Wild also noted that investors need to be aware of the different levels of fees for ETFs, saying that there are 103 ETFs trading in the US which charge fees of more than 2%. Although they are passive investments, he advised that they need monitoring and that portfolios need to be rebalanced every year to 18 months.

In response to a question from the floor about actively managed ETFs, Wild said he was "sceptical of asset management" and that investors have to "apply more due diligence with active products".

Actively managed ETFs first came to market in 2008 and have been slow to make their mark but they follow a trend towards a merger between active and passive investments. Christopher Carosa, chief contributing editor of Fiduciary News in Monroe County, New York spoke about this market move to find a solution between the two strategies.

Rather than seeing an index-linked investment as passive, Carosa reminded those in the room that indexes themselves are to some extent actively managed, someone chooses what goes into the index and it is rebalanced on a regular basis. "We should get rid of the idea of passive investment. We should see the index as an actively managed portfolio," he said.

Despite the now popular belief that passive investments perform better because they have less costs involved, Carosa said that even in the so-called ‘Lost Decade' of 2000-2010, eight out of 12 mutual funds made money and he said that "throughout the 2000s the index fund market doubled, but with all the losses we might have lead them [investors] off a cliff".

Given request 1:
From the rows in the first block, copy out the stretch from the line containing "List all visible" through the line containing "256, 1056, 285]", reproducing each line character for character and including nothing else.
The rows in the two blocks have no connection to the excerpt about ETFs.

The records:
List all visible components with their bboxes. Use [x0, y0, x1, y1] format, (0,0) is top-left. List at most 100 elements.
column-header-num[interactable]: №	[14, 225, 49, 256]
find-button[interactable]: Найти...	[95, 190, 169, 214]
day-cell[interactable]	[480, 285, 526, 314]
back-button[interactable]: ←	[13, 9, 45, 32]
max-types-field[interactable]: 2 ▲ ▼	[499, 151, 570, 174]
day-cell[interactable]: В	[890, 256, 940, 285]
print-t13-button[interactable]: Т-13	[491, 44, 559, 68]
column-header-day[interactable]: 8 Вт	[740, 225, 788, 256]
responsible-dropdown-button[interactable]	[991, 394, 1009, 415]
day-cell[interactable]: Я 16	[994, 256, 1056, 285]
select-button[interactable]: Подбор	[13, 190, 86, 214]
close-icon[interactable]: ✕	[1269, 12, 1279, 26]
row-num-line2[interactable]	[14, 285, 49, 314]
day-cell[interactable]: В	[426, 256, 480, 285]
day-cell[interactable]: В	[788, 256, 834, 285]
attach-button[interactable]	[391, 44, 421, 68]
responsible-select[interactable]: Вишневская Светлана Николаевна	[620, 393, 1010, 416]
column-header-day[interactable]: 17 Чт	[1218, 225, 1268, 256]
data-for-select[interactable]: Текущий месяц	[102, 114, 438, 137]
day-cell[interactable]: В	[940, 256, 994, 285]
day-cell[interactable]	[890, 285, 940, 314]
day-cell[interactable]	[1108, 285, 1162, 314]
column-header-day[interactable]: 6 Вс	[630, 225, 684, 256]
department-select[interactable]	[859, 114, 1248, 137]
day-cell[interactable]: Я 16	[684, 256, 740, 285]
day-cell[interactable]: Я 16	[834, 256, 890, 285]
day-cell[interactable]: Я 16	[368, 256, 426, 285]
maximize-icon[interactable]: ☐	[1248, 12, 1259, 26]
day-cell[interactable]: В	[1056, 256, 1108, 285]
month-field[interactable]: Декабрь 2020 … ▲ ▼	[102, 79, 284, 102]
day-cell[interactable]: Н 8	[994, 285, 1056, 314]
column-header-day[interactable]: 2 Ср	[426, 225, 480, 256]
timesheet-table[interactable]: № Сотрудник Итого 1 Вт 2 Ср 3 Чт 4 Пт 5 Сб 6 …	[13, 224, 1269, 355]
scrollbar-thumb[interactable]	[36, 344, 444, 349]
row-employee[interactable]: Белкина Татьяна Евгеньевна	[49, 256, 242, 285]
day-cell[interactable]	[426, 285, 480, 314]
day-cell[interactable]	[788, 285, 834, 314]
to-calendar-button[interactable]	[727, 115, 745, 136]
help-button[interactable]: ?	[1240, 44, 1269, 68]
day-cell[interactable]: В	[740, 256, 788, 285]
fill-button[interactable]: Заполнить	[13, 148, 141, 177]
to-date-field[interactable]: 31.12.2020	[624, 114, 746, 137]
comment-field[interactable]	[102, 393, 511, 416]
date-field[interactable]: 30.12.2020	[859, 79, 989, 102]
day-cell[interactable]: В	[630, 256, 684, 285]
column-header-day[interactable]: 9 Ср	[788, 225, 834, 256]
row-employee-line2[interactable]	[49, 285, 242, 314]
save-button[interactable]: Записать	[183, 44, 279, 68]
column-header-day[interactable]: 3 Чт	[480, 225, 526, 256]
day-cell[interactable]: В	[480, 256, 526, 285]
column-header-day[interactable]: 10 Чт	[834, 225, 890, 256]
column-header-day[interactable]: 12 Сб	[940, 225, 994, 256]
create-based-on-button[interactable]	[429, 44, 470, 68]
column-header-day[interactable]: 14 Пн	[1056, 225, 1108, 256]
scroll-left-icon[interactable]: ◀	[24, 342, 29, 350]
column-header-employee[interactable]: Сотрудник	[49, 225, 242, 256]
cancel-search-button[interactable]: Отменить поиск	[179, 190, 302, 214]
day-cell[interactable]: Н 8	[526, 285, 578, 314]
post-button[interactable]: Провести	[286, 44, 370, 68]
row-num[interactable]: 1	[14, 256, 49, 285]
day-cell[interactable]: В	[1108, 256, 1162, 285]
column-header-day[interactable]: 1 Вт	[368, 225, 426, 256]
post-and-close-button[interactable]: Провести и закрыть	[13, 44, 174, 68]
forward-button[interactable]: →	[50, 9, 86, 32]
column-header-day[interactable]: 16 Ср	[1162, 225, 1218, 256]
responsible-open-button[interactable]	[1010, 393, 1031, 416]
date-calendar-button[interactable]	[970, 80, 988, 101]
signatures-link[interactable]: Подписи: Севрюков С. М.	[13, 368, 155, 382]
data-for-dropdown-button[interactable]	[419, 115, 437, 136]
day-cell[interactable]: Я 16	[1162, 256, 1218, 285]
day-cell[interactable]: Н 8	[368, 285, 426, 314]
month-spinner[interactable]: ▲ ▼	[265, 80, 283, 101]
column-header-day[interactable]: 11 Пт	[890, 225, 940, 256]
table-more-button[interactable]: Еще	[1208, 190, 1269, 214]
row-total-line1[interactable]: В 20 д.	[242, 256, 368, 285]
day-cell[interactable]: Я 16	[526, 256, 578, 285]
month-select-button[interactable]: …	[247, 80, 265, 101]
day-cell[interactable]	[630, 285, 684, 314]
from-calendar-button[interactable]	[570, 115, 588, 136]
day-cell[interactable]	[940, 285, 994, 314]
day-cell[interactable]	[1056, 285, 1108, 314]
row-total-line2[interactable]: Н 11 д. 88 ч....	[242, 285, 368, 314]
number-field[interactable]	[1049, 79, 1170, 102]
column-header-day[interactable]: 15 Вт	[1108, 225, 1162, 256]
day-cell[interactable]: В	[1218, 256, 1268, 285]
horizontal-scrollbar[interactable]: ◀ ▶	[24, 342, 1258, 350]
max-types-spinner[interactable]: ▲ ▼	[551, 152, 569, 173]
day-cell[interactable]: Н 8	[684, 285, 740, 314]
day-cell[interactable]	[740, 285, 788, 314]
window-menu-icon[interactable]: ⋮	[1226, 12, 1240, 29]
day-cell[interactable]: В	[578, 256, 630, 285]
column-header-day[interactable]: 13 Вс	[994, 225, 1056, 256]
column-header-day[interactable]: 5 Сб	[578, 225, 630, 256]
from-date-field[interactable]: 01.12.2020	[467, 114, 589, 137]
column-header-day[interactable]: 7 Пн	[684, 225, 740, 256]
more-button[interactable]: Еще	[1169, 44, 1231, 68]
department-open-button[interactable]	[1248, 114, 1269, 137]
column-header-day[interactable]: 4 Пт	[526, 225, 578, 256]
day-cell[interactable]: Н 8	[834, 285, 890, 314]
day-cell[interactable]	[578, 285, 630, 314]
---
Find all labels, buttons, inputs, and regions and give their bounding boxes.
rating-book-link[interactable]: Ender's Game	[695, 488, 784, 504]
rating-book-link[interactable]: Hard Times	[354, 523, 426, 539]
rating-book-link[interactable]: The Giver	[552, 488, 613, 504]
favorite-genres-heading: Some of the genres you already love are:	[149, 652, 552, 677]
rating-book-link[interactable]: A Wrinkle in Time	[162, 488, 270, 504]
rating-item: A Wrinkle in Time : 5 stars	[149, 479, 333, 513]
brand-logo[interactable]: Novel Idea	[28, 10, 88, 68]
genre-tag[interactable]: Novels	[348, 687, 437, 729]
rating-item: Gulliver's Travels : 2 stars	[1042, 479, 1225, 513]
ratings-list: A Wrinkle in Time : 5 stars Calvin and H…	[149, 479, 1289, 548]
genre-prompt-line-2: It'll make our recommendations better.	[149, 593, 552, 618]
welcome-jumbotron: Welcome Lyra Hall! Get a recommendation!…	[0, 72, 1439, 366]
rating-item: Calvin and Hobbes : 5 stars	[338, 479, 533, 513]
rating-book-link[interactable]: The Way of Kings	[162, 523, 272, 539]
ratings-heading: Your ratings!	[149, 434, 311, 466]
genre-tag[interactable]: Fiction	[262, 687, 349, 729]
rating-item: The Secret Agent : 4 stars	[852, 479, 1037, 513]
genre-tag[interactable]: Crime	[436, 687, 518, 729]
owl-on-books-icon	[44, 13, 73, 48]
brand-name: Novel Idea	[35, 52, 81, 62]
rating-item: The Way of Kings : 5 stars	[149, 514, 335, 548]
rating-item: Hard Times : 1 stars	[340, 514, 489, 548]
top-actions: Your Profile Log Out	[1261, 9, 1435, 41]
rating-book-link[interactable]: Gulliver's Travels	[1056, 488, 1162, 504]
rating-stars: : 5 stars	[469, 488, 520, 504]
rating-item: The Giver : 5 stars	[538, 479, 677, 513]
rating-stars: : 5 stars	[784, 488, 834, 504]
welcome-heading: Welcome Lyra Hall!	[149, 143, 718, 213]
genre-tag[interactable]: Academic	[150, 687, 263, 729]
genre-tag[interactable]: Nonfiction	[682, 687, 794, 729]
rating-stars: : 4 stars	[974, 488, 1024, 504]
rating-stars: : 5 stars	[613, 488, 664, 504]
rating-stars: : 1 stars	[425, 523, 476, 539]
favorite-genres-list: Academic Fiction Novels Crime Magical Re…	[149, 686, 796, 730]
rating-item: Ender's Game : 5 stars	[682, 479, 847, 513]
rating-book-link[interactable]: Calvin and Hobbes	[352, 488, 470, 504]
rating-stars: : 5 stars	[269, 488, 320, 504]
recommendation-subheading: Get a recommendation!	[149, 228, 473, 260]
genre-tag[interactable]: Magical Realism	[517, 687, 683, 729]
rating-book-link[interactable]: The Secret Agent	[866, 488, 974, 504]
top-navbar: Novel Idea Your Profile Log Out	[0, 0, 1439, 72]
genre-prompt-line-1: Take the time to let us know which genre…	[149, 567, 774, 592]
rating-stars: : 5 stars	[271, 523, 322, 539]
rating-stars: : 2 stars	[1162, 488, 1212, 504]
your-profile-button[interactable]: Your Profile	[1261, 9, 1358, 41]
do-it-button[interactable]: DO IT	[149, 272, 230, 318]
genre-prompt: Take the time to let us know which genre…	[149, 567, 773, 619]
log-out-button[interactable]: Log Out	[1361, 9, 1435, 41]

Given request 2:
In the ETF excerpt, list every passage that appears inside double quotation marks.

Problem solution 1:
List all visible components with their bboxes. Use [x0, y0, x1, y1] format, (0,0) is top-left. List at most 100 elements.
column-header-num[interactable]: №	[14, 225, 49, 256]
find-button[interactable]: Найти...	[95, 190, 169, 214]
day-cell[interactable]	[480, 285, 526, 314]
back-button[interactable]: ←	[13, 9, 45, 32]
max-types-field[interactable]: 2 ▲ ▼	[499, 151, 570, 174]
day-cell[interactable]: В	[890, 256, 940, 285]
print-t13-button[interactable]: Т-13	[491, 44, 559, 68]
column-header-day[interactable]: 8 Вт	[740, 225, 788, 256]
responsible-dropdown-button[interactable]	[991, 394, 1009, 415]
day-cell[interactable]: Я 16	[994, 256, 1056, 285]

Problem solution 2:
- sceptical of asset management
- apply more due diligence with active products
- We should get rid of the idea of passive investment. We should see the index as an actively managed portfolio,
- throughout the 2000s the index fund market doubled, but with all the losses we might have lead them [investors] off a cliff